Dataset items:
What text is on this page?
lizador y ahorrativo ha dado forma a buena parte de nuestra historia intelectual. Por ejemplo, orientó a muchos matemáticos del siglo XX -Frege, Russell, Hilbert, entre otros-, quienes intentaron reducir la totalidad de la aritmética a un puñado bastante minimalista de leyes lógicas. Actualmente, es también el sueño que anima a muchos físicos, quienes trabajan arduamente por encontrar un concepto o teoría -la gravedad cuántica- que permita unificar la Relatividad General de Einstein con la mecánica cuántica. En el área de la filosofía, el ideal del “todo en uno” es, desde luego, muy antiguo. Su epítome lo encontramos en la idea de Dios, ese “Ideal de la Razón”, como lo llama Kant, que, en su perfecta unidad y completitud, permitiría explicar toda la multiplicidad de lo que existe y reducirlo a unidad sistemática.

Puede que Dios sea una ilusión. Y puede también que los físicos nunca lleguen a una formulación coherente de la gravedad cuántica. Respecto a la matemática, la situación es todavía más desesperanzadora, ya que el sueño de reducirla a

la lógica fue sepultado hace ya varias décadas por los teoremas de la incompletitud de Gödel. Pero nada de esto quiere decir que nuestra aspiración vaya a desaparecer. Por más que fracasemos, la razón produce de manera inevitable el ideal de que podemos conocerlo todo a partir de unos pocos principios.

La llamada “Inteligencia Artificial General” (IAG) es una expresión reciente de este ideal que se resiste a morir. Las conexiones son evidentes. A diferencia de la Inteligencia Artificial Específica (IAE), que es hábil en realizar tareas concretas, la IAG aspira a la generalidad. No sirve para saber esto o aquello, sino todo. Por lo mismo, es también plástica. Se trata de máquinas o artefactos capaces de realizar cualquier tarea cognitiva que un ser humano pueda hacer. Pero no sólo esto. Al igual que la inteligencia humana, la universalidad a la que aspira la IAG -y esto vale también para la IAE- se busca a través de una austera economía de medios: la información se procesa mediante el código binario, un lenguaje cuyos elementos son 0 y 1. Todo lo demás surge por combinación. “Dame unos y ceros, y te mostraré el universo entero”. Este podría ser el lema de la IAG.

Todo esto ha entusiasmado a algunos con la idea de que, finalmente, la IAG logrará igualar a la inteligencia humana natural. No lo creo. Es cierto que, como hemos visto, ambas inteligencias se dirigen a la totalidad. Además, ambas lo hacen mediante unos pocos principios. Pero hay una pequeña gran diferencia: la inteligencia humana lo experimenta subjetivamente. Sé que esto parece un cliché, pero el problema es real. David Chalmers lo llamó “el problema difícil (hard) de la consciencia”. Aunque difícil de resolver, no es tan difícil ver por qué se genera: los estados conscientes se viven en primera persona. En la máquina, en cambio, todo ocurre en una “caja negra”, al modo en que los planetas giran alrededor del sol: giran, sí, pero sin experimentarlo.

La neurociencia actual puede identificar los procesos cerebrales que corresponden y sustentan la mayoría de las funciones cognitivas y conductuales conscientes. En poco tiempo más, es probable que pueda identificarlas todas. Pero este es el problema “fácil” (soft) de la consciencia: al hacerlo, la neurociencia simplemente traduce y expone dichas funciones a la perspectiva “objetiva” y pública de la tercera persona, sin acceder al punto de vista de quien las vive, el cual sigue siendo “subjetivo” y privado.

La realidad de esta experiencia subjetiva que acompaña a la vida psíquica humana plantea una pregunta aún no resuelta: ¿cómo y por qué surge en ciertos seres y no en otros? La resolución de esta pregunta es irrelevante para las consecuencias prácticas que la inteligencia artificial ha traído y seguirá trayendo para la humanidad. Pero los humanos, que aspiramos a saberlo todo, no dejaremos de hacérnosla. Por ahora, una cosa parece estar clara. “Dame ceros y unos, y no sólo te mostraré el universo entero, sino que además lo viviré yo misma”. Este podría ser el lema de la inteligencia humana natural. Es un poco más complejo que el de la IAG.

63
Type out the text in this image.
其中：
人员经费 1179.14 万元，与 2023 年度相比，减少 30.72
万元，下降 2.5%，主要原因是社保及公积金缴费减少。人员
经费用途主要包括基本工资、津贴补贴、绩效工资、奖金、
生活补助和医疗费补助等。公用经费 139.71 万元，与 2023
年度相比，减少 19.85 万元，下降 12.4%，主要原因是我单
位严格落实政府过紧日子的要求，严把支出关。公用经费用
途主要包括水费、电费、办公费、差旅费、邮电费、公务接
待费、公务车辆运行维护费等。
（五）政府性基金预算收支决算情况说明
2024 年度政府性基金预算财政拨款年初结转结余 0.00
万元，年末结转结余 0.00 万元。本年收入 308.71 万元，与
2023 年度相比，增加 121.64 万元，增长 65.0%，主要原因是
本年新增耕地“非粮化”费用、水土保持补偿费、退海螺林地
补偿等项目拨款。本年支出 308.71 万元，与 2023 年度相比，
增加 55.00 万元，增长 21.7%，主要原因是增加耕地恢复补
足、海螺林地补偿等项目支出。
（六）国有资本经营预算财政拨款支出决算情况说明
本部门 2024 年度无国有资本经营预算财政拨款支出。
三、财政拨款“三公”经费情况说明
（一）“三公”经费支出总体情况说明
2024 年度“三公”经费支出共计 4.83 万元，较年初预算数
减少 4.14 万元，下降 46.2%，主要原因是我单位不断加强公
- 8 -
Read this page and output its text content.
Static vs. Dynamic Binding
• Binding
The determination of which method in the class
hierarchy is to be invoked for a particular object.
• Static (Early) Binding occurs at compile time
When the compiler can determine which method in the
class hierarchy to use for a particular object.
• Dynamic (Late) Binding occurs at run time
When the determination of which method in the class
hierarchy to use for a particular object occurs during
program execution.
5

## What the task asks:
Examine the entries and report how many of their lines contain the string "determination", giving no more than the number.

## Answer for the task:
2